**Work to be completed:** Find all the lines in the material below with the word "Protein", and copy them.

**Given records:**
--

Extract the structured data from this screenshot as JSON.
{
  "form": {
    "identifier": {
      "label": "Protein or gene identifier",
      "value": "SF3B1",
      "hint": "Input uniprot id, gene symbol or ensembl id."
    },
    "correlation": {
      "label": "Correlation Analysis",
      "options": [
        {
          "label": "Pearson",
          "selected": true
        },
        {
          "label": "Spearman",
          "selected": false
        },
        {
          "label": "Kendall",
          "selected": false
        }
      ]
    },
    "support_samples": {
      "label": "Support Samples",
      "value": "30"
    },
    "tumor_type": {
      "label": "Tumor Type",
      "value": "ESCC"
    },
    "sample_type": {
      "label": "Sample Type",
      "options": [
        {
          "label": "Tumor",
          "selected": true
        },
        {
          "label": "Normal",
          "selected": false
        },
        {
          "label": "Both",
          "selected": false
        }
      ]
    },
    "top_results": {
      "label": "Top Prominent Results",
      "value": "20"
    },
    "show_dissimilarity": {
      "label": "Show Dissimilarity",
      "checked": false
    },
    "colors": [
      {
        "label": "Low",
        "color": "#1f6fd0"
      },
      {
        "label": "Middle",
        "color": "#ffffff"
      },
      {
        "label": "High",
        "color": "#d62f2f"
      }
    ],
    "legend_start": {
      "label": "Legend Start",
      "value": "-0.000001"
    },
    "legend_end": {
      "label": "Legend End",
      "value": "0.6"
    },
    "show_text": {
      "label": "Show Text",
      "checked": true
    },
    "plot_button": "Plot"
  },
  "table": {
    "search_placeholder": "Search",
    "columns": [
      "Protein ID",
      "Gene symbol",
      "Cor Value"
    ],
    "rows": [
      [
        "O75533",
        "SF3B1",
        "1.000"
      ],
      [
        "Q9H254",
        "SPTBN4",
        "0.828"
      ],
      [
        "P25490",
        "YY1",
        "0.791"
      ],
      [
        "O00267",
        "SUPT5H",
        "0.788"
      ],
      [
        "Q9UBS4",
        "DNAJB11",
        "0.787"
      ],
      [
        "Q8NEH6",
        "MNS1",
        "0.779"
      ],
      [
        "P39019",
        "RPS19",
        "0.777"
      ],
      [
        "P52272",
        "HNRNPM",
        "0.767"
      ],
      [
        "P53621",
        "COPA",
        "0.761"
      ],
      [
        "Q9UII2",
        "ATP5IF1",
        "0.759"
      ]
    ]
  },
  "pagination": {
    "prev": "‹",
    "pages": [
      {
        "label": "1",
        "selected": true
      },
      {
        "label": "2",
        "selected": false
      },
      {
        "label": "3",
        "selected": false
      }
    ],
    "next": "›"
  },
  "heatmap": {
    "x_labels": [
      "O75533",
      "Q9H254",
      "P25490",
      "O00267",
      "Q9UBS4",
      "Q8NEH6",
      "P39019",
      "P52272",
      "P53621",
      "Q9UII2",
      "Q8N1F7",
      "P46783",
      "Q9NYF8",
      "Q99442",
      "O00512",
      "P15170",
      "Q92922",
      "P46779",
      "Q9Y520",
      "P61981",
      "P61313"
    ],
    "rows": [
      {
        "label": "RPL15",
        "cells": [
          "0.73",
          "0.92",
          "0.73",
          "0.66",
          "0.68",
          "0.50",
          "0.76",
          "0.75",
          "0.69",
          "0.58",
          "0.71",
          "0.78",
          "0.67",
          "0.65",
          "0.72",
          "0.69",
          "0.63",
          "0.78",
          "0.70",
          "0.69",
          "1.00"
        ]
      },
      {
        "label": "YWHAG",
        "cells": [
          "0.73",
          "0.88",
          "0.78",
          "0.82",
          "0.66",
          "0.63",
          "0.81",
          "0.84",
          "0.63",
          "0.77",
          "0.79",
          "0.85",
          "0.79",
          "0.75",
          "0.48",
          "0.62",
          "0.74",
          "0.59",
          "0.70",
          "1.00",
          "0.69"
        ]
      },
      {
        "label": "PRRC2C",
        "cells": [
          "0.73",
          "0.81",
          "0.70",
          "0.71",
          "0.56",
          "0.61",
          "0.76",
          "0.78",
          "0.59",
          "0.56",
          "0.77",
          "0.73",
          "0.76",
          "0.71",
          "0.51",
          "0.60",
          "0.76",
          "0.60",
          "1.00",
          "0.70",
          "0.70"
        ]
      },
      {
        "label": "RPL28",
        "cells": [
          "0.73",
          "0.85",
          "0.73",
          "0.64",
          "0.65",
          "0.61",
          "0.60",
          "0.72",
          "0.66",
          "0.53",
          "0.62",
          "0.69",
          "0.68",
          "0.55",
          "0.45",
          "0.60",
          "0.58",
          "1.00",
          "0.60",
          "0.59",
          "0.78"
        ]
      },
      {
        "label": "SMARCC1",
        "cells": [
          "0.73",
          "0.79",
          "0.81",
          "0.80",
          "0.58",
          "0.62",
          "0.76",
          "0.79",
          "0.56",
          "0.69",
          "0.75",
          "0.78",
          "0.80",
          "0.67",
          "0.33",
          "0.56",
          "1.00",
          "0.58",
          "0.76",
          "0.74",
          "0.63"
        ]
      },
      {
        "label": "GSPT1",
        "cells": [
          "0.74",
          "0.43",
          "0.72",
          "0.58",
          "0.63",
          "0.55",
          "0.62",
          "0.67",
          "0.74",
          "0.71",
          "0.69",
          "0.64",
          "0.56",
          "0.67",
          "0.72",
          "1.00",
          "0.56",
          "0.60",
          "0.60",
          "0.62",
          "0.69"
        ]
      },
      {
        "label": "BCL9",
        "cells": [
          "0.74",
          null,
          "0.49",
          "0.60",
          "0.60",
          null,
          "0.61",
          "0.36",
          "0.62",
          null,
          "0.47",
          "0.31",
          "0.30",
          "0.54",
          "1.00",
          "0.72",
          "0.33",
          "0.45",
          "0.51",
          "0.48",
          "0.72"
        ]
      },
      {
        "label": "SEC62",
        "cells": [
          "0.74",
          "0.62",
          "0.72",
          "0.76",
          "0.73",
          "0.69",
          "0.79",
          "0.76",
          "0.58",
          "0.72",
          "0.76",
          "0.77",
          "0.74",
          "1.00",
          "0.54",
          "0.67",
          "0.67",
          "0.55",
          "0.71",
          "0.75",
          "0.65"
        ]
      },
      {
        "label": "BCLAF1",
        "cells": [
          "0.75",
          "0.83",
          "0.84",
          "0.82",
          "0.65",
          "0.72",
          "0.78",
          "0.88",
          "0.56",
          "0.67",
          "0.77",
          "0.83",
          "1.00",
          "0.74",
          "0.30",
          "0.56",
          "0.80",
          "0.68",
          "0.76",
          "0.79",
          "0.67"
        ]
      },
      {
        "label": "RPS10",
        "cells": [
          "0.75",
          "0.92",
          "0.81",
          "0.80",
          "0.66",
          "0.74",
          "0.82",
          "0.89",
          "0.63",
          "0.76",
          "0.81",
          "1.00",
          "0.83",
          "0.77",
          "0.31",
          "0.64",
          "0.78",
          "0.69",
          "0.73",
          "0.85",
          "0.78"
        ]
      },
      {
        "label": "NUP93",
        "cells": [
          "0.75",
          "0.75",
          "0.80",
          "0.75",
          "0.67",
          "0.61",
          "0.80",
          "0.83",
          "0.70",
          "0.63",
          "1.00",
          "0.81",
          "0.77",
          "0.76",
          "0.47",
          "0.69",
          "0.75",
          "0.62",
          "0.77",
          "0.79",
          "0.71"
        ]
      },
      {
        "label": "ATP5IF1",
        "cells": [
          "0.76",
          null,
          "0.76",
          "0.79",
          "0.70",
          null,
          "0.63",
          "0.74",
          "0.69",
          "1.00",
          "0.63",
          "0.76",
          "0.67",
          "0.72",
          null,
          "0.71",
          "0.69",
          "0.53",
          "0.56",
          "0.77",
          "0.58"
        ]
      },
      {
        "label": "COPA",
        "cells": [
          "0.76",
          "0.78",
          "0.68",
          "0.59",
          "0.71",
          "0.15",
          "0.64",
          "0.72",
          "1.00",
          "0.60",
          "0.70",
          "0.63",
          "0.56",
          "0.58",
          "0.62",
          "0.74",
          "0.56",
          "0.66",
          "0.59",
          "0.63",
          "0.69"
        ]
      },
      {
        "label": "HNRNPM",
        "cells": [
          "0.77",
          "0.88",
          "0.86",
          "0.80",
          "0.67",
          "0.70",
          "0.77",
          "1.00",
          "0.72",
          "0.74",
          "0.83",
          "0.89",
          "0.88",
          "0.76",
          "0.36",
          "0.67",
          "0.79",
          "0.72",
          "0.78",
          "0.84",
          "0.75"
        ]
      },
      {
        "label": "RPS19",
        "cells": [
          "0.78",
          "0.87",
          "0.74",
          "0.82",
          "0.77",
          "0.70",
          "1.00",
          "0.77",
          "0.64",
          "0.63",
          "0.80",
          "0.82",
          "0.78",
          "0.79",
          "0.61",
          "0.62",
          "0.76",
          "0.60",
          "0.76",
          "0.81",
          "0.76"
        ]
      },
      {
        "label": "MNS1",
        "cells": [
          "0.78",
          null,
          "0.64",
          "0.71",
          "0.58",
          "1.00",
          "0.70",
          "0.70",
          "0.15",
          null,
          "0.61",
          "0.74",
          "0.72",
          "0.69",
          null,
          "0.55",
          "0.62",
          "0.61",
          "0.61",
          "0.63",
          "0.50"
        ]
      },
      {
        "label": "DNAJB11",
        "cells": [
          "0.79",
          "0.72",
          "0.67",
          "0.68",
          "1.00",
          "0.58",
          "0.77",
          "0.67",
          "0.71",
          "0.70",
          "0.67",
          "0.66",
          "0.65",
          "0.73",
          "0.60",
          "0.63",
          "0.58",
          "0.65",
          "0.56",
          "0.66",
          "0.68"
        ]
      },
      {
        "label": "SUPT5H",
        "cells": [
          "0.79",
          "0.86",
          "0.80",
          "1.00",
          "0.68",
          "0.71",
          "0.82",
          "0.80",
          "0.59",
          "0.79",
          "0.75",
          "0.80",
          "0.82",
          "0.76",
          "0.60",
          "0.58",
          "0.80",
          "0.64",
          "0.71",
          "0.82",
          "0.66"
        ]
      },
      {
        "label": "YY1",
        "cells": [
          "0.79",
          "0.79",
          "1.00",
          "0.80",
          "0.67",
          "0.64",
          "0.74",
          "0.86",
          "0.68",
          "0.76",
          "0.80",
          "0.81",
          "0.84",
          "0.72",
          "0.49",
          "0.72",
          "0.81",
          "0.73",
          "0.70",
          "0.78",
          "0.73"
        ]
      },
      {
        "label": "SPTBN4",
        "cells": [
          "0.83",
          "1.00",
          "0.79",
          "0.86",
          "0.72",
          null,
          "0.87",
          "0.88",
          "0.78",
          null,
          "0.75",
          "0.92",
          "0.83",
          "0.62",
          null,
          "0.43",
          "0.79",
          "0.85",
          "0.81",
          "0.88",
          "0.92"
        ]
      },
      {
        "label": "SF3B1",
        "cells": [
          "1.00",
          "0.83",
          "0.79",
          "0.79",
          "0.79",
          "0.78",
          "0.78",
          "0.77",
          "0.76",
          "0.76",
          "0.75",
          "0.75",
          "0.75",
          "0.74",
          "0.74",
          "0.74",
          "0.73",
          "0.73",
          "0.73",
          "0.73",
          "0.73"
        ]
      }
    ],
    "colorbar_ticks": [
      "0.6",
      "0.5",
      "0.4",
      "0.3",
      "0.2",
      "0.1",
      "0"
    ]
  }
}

--

**Task answer:**
      "label": "Protein or gene identifier",
      "Protein ID",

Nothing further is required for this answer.